::: DATA TO USE :::

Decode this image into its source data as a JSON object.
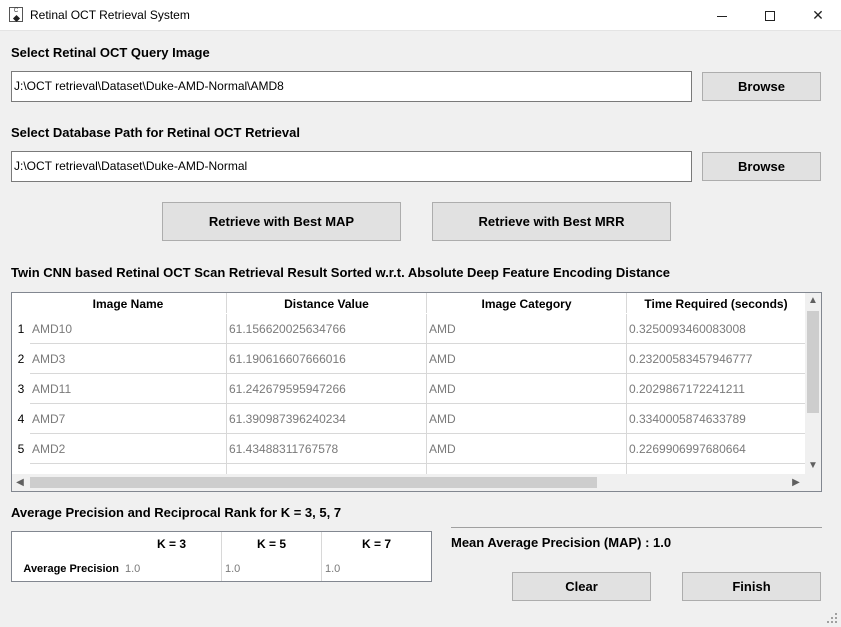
{
  "window": {
    "title": "Retinal OCT Retrieval System"
  },
  "query": {
    "label": "Select Retinal OCT Query Image",
    "path": "J:\\OCT retrieval\\Dataset\\Duke-AMD-Normal\\AMD8",
    "browse_label": "Browse"
  },
  "database": {
    "label": "Select Database Path for Retinal OCT Retrieval",
    "path": "J:\\OCT retrieval\\Dataset\\Duke-AMD-Normal",
    "browse_label": "Browse"
  },
  "actions": {
    "best_map_label": "Retrieve with Best MAP",
    "best_mrr_label": "Retrieve with Best MRR",
    "clear_label": "Clear",
    "finish_label": "Finish"
  },
  "results": {
    "heading": "Twin CNN based Retinal OCT Scan Retrieval Result Sorted w.r.t. Absolute Deep Feature Encoding Distance",
    "columns": [
      "Image Name",
      "Distance Value",
      "Image Category",
      "Time Required (seconds)"
    ],
    "rows": [
      {
        "num": "1",
        "name": "AMD10",
        "distance": "61.156620025634766",
        "category": "AMD",
        "time": "0.3250093460083008"
      },
      {
        "num": "2",
        "name": "AMD3",
        "distance": "61.190616607666016",
        "category": "AMD",
        "time": "0.23200583457946777"
      },
      {
        "num": "3",
        "name": "AMD11",
        "distance": "61.242679595947266",
        "category": "AMD",
        "time": "0.2029867172241211"
      },
      {
        "num": "4",
        "name": "AMD7",
        "distance": "61.390987396240234",
        "category": "AMD",
        "time": "0.3340005874633789"
      },
      {
        "num": "5",
        "name": "AMD2",
        "distance": "61.43488311767578",
        "category": "AMD",
        "time": "0.2269906997680664"
      }
    ]
  },
  "precision": {
    "heading": "Average Precision and Reciprocal Rank for K = 3, 5, 7",
    "columns": [
      "K = 3",
      "K = 5",
      "K = 7"
    ],
    "row_label": "Average Precision",
    "values": [
      "1.0",
      "1.0",
      "1.0"
    ]
  },
  "map": {
    "text": "Mean Average Precision (MAP) : 1.0"
  }
}
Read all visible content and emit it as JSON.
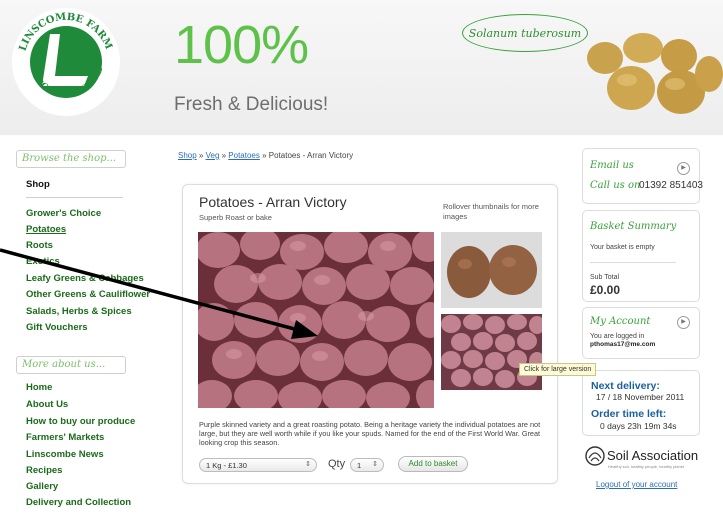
{
  "header": {
    "logo_text_top": "LINSCOMBE FARM",
    "logo_text_bottom": "ORGANIC VEGETABLES",
    "hero_percent": "100%",
    "hero_subtitle": "Fresh & Delicious!",
    "latin_name": "Solanum tuberosum"
  },
  "nav": {
    "browse_label": "Browse the shop...",
    "shop_heading": "Shop",
    "shop_items": [
      {
        "label": "Grower's Choice"
      },
      {
        "label": "Potatoes"
      },
      {
        "label": "Roots"
      },
      {
        "label": "Exotics"
      },
      {
        "label": "Leafy Greens & Cabbages"
      },
      {
        "label": "Other Greens & Cauliflower"
      },
      {
        "label": "Salads, Herbs & Spices"
      },
      {
        "label": "Gift Vouchers"
      }
    ],
    "more_label": "More about us...",
    "more_items": [
      {
        "label": "Home"
      },
      {
        "label": "About Us"
      },
      {
        "label": "How to buy our produce"
      },
      {
        "label": "Farmers' Markets"
      },
      {
        "label": "Linscombe News"
      },
      {
        "label": "Recipes"
      },
      {
        "label": "Gallery"
      },
      {
        "label": "Delivery and Collection"
      }
    ]
  },
  "breadcrumb": {
    "shop": "Shop",
    "sep": " » ",
    "veg": "Veg",
    "potatoes": "Potatoes",
    "current": "Potatoes - Arran Victory"
  },
  "product": {
    "title": "Potatoes - Arran Victory",
    "subtitle": "Superb Roast or bake",
    "rollover_hint": "Rollover thumbnails for more images",
    "description": "Purple skinned variety and a great roasting potato. Being a heritage variety the individual potatoes are not large, but they are well worth while if you like your spuds. Named for the end of the First World War. Great looking crop this season.",
    "weight_option": "1 Kg - £1.30",
    "qty_label": "Qty",
    "qty_value": "1",
    "add_button": "Add to basket",
    "tooltip": "Click for large version"
  },
  "contact": {
    "email_us": "Email us",
    "call_us": "Call us on",
    "phone": "01392 851403"
  },
  "basket": {
    "title": "Basket Summary",
    "empty_text": "Your basket is empty",
    "subtotal_label": "Sub Total",
    "subtotal_value": "£0.00"
  },
  "account": {
    "title": "My Account",
    "logged_in_text": "You are logged in",
    "email": "pthomas17@me.com",
    "logout": "Logout of your account"
  },
  "delivery": {
    "next_label": "Next delivery:",
    "next_value": "17 / 18 November 2011",
    "order_label": "Order time left:",
    "order_value": "0 days 23h 19m 34s"
  },
  "soil": {
    "name": "Soil Association",
    "tagline": "Healthy soil, healthy people, healthy planet"
  },
  "colors": {
    "brand_green": "#5ec24a",
    "logo_green": "#1f8a3a",
    "link_blue": "#2a6fb5",
    "heading_blue": "#1a5f9e",
    "nav_green": "#1a6b1a"
  }
}
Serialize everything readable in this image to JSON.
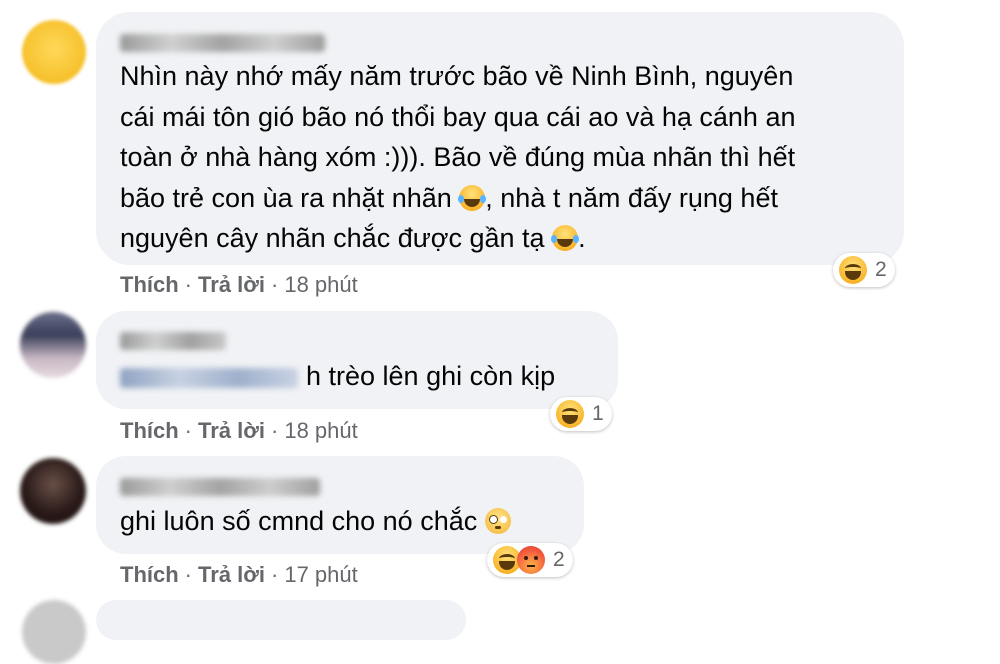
{
  "comments": [
    {
      "text_lines": [
        "Nhìn này nhớ mấy năm trước bão về Ninh Bình, nguyên",
        "cái mái tôn gió bão nó thổi bay qua cái ao và hạ cánh an",
        "toàn ở nhà hàng xóm :))). Bão về đúng mùa nhãn thì hết",
        "bão trẻ con ùa ra nhặt nhãn",
        ", nhà t năm đấy rụng hết",
        "nguyên cây nhãn chắc được gần tạ"
      ],
      "like_label": "Thích",
      "reply_label": "Trả lời",
      "separator": "·",
      "time": "18 phút",
      "reaction_count": "2",
      "reaction_icons": [
        "haha"
      ]
    },
    {
      "text": "h trèo lên ghi còn kịp",
      "like_label": "Thích",
      "reply_label": "Trả lời",
      "separator": "·",
      "time": "18 phút",
      "reaction_count": "1",
      "reaction_icons": [
        "haha"
      ]
    },
    {
      "text": "ghi luôn số cmnd cho nó chắc",
      "like_label": "Thích",
      "reply_label": "Trả lời",
      "separator": "·",
      "time": "17 phút",
      "reaction_count": "2",
      "reaction_icons": [
        "haha",
        "angry"
      ]
    }
  ],
  "colors": {
    "bubble": "#f0f2f5",
    "meta_text": "#65676b",
    "text": "#050505"
  }
}
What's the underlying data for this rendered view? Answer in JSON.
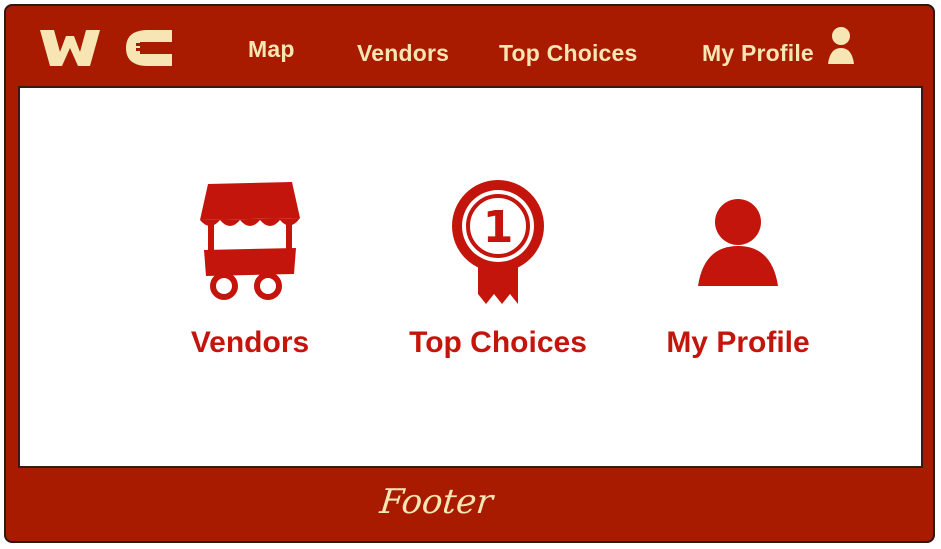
{
  "header": {
    "logo_text": "WC",
    "nav": {
      "map": "Map",
      "vendors": "Vendors",
      "top_choices": "Top Choices",
      "my_profile": "My Profile"
    },
    "profile_icon": "user-icon"
  },
  "main": {
    "tiles": [
      {
        "label": "Vendors",
        "icon": "vendor-cart-icon"
      },
      {
        "label": "Top Choices",
        "icon": "award-ribbon-icon",
        "badge_number": "1"
      },
      {
        "label": "My Profile",
        "icon": "user-icon"
      }
    ]
  },
  "footer": {
    "text": "Footer"
  },
  "colors": {
    "frame": "#a81b00",
    "nav_text": "#f7e6b4",
    "accent": "#c4150c",
    "content_bg": "#ffffff"
  }
}
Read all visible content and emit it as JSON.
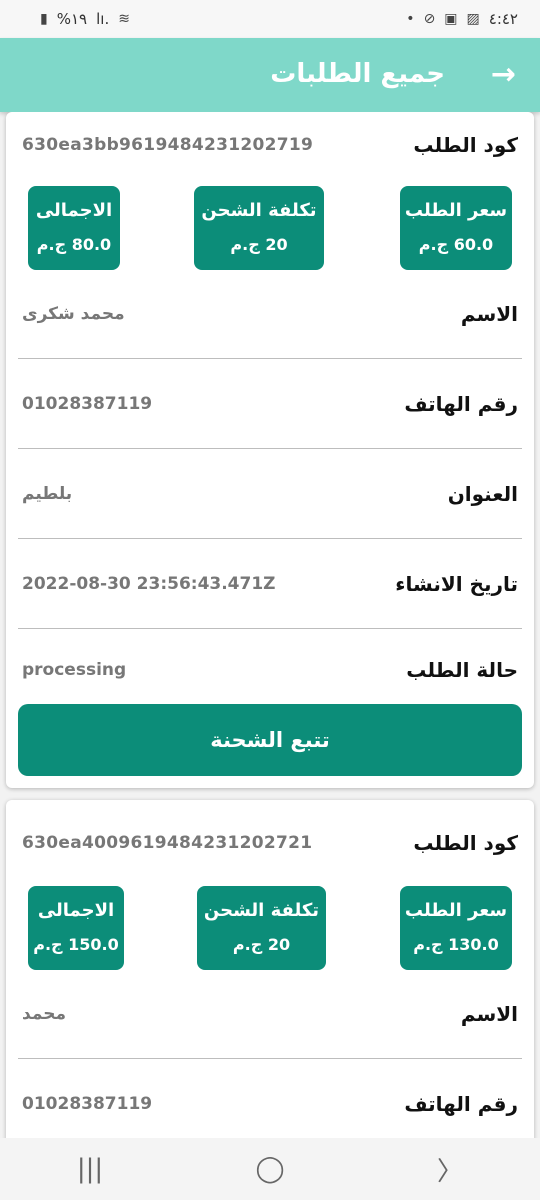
{
  "status_bar": {
    "time": "٤:٤٢",
    "battery": "%١٩",
    "signal": "lı.",
    "wifi_icon": "wifi-icon"
  },
  "app_bar": {
    "title": "جميع الطلبات",
    "back_icon": "→"
  },
  "labels": {
    "order_code": "كود الطلب",
    "order_price": "سعر الطلب",
    "shipping_cost": "تكلفة الشحن",
    "total": "الاجمالى",
    "name": "الاسم",
    "phone": "رقم الهاتف",
    "address": "العنوان",
    "created_at": "تاريخ الانشاء",
    "status": "حالة الطلب",
    "track_button": "تتبع الشحنة"
  },
  "orders": [
    {
      "code": "630ea3bb9619484231202719",
      "price": "60.0 ج.م",
      "shipping": "20 ج.م",
      "total": "80.0 ج.م",
      "name": "محمد شكرى",
      "phone": "01028387119",
      "address": "بلطيم",
      "created_at": "2022-08-30 23:56:43.471Z",
      "status": "processing"
    },
    {
      "code": "630ea4009619484231202721",
      "price": "130.0 ج.م",
      "shipping": "20 ج.م",
      "total": "150.0 ج.م",
      "name": "محمد",
      "phone": "01028387119"
    }
  ],
  "nav_bar": {
    "recents": "|||",
    "home": "◯",
    "back": "〉"
  }
}
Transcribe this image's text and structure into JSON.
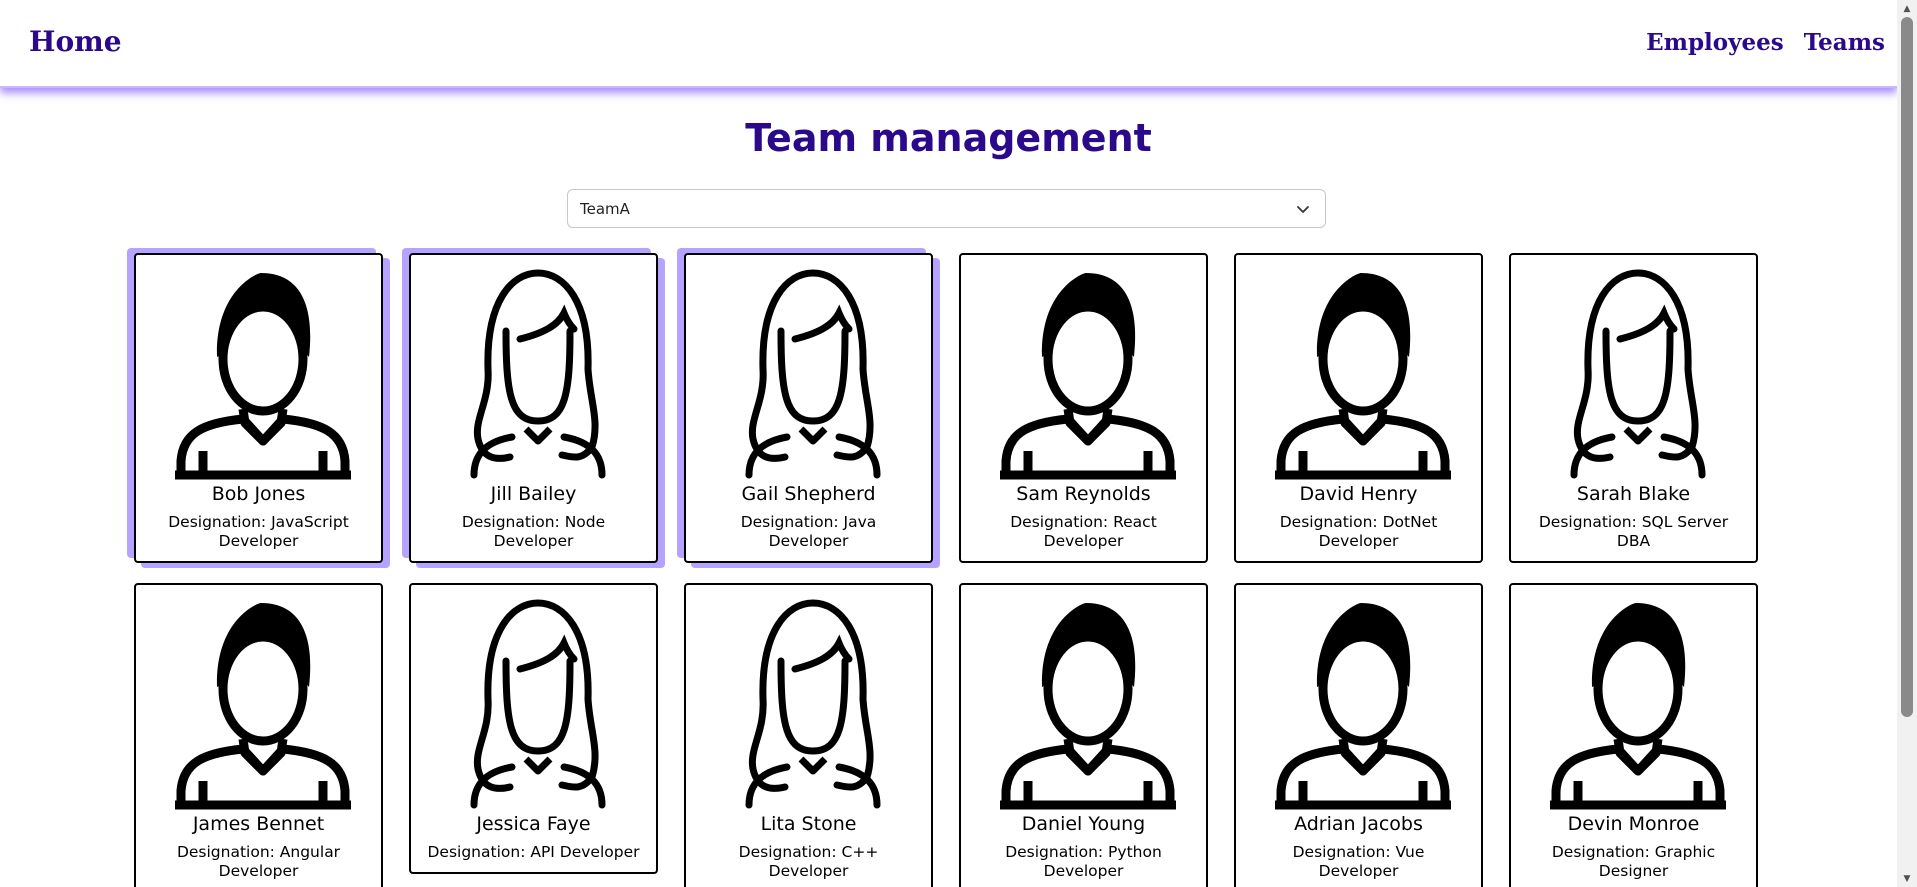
{
  "nav": {
    "home": "Home",
    "links": [
      "Employees",
      "Teams"
    ]
  },
  "page": {
    "title": "Team management"
  },
  "team_select": {
    "value": "TeamA"
  },
  "employees": [
    {
      "name": "Bob Jones",
      "designation": "Designation: JavaScript Developer",
      "gender": "male",
      "selected": true
    },
    {
      "name": "Jill Bailey",
      "designation": "Designation: Node Developer",
      "gender": "female",
      "selected": true
    },
    {
      "name": "Gail Shepherd",
      "designation": "Designation: Java Developer",
      "gender": "female",
      "selected": true
    },
    {
      "name": "Sam Reynolds",
      "designation": "Designation: React Developer",
      "gender": "male",
      "selected": false
    },
    {
      "name": "David Henry",
      "designation": "Designation: DotNet Developer",
      "gender": "male",
      "selected": false
    },
    {
      "name": "Sarah Blake",
      "designation": "Designation: SQL Server DBA",
      "gender": "female",
      "selected": false
    },
    {
      "name": "James Bennet",
      "designation": "Designation: Angular Developer",
      "gender": "male",
      "selected": false
    },
    {
      "name": "Jessica Faye",
      "designation": "Designation: API Developer",
      "gender": "female",
      "selected": false
    },
    {
      "name": "Lita Stone",
      "designation": "Designation: C++ Developer",
      "gender": "female",
      "selected": false
    },
    {
      "name": "Daniel Young",
      "designation": "Designation: Python Developer",
      "gender": "male",
      "selected": false
    },
    {
      "name": "Adrian Jacobs",
      "designation": "Designation: Vue Developer",
      "gender": "male",
      "selected": false
    },
    {
      "name": "Devin Monroe",
      "designation": "Designation: Graphic Designer",
      "gender": "male",
      "selected": false
    }
  ],
  "icons": {
    "male": "male-avatar-icon",
    "female": "female-avatar-icon",
    "select": "chevron-down-icon"
  },
  "colors": {
    "brand": "#2a0a8a",
    "selected_highlight": "#b6a3ff"
  }
}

:::

### [GIVEN EXERCISE]
Output verbatim the lines beginning at the line with "Transcribe this image's" and ending at the last line of the material above, inclusive. Do not carry over any pictures.

### [EXERCISE ANSWER]
Transcribe this image's text and structure into JSON.
{
  "nav": {
    "home": "Home",
    "links": [
      "Employees",
      "Teams"
    ]
  },
  "page": {
    "title": "Team management"
  },
  "team_select": {
    "value": "TeamA"
  },
  "employees": [
    {
      "name": "Bob Jones",
      "designation": "Designation: JavaScript Developer",
      "gender": "male",
      "selected": true
    },
    {
      "name": "Jill Bailey",
      "designation": "Designation: Node Developer",
      "gender": "female",
      "selected": true
    },
    {
      "name": "Gail Shepherd",
      "designation": "Designation: Java Developer",
      "gender": "female",
      "selected": true
    },
    {
      "name": "Sam Reynolds",
      "designation": "Designation: React Developer",
      "gender": "male",
      "selected": false
    },
    {
      "name": "David Henry",
      "designation": "Designation: DotNet Developer",
      "gender": "male",
      "selected": false
    },
    {
      "name": "Sarah Blake",
      "designation": "Designation: SQL Server DBA",
      "gender": "female",
      "selected": false
    },
    {
      "name": "James Bennet",
      "designation": "Designation: Angular Developer",
      "gender": "male",
      "selected": false
    },
    {
      "name": "Jessica Faye",
      "designation": "Designation: API Developer",
      "gender": "female",
      "selected": false
    },
    {
      "name": "Lita Stone",
      "designation": "Designation: C++ Developer",
      "gender": "female",
      "selected": false
    },
    {
      "name": "Daniel Young",
      "designation": "Designation: Python Developer",
      "gender": "male",
      "selected": false
    },
    {
      "name": "Adrian Jacobs",
      "designation": "Designation: Vue Developer",
      "gender": "male",
      "selected": false
    },
    {
      "name": "Devin Monroe",
      "designation": "Designation: Graphic Designer",
      "gender": "male",
      "selected": false
    }
  ],
  "icons": {
    "male": "male-avatar-icon",
    "female": "female-avatar-icon",
    "select": "chevron-down-icon"
  },
  "colors": {
    "brand": "#2a0a8a",
    "selected_highlight": "#b6a3ff"
  }
}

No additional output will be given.